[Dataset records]
****
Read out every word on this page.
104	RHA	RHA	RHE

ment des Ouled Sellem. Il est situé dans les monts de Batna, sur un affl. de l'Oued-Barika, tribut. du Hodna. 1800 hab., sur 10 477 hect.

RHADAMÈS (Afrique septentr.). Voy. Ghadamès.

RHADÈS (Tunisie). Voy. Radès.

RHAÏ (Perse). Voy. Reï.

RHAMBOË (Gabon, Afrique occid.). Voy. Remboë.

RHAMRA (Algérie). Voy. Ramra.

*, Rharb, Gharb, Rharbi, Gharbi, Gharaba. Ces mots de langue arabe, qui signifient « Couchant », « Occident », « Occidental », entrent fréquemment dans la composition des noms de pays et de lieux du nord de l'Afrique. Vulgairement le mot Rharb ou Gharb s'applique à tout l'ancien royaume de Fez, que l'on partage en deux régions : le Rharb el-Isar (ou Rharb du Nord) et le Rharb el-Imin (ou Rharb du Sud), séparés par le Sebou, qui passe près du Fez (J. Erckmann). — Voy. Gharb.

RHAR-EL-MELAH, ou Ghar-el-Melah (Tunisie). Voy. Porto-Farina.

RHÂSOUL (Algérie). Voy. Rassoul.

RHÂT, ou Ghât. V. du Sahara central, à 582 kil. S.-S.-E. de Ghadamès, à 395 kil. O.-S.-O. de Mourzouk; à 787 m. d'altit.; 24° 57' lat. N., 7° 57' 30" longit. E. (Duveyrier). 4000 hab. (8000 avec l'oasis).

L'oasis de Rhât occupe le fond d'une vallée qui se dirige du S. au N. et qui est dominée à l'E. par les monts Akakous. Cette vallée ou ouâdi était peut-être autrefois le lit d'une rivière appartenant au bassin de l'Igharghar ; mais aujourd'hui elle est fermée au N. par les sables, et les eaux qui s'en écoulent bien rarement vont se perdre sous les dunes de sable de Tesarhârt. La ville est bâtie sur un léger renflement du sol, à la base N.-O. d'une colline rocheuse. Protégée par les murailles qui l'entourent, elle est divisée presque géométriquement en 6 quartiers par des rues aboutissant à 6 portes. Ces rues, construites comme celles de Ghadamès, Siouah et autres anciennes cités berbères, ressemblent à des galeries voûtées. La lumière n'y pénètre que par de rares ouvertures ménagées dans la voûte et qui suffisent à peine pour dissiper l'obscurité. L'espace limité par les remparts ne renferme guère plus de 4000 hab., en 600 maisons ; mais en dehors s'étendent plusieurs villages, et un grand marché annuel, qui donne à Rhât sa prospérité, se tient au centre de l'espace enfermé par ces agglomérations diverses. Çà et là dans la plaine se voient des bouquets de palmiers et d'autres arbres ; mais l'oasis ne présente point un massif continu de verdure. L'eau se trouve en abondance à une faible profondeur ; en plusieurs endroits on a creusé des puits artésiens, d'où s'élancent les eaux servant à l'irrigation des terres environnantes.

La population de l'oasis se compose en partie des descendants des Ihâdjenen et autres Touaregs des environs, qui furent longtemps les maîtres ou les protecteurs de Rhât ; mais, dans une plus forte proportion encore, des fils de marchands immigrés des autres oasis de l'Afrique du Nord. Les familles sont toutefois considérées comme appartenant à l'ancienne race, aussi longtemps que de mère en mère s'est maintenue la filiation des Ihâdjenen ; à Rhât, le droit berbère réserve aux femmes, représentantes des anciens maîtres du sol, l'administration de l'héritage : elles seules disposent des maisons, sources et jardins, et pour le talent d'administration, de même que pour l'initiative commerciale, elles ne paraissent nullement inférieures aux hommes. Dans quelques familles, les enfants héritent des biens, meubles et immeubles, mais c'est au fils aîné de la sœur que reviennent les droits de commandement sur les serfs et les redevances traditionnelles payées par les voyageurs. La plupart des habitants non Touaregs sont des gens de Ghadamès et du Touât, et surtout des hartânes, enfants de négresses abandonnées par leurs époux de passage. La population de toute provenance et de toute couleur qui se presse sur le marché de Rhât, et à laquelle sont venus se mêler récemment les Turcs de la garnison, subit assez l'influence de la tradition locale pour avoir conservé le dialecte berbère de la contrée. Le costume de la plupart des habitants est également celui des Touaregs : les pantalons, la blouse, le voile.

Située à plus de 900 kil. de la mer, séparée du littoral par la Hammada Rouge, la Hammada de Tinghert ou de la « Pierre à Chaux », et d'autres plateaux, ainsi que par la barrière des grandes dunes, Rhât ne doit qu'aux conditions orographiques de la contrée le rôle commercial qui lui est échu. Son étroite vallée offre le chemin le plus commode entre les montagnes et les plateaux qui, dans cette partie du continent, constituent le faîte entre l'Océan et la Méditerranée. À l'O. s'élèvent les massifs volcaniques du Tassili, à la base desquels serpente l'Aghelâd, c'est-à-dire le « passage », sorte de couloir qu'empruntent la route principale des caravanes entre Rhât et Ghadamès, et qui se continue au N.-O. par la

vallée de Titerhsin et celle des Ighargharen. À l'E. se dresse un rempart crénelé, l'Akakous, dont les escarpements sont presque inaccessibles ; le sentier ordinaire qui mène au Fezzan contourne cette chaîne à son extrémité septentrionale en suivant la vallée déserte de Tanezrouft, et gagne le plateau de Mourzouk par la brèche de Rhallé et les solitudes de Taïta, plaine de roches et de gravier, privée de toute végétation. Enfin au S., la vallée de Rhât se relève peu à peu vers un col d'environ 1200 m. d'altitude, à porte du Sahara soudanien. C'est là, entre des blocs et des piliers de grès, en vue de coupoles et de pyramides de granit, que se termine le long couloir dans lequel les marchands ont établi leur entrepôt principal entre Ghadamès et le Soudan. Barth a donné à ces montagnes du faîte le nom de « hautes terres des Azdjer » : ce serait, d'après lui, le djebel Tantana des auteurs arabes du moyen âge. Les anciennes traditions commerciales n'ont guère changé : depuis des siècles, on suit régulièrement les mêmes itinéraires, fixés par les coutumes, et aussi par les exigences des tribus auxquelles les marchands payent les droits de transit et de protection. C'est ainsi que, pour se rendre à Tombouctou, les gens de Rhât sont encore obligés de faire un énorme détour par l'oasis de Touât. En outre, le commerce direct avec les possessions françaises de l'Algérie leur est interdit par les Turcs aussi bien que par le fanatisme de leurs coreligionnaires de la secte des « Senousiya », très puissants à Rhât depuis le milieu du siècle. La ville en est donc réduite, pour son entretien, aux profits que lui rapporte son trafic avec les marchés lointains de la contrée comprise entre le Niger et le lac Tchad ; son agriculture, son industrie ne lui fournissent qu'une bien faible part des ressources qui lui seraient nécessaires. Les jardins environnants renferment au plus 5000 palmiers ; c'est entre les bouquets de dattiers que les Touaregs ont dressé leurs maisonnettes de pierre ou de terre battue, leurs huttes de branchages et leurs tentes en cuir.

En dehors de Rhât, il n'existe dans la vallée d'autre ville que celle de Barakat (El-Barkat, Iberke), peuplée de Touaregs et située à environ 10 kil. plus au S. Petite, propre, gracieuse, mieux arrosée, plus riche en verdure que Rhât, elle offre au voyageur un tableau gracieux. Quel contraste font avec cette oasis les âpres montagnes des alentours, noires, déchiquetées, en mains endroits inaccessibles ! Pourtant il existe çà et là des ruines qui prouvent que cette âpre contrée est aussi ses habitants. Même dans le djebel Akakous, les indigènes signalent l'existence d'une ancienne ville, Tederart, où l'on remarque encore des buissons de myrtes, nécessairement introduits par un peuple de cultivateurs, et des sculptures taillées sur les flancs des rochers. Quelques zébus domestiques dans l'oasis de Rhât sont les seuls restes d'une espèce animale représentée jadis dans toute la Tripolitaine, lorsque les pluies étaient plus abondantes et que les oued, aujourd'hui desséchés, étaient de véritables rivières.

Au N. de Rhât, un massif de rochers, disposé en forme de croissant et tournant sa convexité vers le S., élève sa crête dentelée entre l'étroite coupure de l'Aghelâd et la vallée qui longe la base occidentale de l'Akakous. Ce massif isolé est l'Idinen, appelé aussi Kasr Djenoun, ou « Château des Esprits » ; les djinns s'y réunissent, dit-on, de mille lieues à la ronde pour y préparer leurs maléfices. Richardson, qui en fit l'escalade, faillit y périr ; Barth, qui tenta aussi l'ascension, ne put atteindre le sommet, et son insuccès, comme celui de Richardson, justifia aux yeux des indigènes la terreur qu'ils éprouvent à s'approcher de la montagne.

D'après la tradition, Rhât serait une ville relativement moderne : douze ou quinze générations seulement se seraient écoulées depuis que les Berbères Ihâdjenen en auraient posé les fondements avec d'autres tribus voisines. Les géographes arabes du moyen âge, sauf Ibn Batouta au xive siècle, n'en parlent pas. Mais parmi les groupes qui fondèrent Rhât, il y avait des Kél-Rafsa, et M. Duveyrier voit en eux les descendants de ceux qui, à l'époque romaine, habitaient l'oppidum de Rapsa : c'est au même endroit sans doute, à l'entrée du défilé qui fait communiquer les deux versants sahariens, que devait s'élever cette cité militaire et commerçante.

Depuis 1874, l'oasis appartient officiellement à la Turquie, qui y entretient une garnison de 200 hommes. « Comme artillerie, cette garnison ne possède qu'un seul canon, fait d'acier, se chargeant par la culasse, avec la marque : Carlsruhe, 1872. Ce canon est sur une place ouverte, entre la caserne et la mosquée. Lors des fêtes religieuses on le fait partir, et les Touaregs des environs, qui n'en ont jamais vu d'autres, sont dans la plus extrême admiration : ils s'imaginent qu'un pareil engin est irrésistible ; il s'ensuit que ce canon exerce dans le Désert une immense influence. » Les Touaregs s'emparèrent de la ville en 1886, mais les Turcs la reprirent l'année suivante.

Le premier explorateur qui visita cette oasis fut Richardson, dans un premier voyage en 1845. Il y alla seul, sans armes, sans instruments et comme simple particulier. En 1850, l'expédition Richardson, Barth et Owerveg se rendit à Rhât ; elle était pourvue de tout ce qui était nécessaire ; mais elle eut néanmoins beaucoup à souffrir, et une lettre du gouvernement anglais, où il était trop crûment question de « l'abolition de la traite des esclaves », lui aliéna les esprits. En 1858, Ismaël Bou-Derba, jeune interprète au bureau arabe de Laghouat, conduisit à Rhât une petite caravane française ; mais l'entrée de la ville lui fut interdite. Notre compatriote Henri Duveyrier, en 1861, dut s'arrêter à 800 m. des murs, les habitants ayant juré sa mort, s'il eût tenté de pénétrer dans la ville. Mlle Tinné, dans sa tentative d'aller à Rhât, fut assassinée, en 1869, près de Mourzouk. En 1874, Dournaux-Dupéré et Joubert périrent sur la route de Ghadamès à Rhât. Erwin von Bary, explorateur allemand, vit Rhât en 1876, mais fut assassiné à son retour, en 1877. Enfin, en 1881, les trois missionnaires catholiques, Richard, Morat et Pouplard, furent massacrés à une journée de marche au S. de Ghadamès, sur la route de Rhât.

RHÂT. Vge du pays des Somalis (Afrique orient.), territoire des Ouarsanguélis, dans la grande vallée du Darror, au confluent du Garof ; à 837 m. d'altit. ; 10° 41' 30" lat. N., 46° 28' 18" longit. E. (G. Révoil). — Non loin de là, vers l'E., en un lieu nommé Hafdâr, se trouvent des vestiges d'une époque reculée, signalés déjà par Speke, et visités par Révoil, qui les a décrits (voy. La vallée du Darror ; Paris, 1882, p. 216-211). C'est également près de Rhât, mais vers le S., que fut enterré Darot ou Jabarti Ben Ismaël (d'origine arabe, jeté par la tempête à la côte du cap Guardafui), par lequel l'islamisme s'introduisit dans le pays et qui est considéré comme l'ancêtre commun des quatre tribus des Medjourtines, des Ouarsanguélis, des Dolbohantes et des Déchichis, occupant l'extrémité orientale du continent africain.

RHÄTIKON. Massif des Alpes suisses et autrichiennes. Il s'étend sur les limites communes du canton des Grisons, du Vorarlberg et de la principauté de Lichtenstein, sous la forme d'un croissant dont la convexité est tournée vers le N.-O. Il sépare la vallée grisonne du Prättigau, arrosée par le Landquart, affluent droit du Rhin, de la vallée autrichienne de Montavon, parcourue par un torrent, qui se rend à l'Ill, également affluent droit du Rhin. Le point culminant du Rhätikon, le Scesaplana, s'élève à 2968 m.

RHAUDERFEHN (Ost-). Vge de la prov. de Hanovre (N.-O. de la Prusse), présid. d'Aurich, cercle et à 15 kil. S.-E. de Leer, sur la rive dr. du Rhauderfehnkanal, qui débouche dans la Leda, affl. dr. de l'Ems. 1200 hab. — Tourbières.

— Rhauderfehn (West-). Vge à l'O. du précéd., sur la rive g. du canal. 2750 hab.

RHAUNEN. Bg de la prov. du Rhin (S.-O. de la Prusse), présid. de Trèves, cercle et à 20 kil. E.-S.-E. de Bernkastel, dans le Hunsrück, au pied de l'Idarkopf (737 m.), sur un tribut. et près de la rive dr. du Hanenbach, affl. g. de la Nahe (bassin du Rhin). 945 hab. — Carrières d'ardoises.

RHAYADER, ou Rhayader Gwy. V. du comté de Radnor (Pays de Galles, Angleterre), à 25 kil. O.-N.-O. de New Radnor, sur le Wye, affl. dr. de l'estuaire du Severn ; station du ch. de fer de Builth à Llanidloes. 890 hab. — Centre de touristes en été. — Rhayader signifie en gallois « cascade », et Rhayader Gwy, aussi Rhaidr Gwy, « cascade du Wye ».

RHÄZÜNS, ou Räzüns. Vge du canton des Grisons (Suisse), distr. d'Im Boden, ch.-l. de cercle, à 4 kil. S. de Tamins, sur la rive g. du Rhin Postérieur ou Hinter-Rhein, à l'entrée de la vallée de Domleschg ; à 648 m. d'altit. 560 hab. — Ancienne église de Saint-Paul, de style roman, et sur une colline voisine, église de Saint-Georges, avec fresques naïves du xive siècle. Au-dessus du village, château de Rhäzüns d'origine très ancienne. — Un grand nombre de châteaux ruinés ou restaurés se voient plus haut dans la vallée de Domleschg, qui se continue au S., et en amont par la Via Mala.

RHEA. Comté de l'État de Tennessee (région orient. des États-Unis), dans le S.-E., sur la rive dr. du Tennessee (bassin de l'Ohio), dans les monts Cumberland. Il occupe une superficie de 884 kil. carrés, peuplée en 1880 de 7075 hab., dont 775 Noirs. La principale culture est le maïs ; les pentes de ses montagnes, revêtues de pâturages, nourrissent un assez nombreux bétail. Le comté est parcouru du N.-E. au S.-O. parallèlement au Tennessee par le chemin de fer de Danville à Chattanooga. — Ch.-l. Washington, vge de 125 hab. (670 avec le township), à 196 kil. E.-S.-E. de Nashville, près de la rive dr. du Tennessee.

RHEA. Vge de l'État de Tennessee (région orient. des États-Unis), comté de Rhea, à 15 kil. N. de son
****
### [WORK REQUIRED]
Going through the data, tally the lines containing "croissant" and report only the result.

### [FULL ANSWER]
2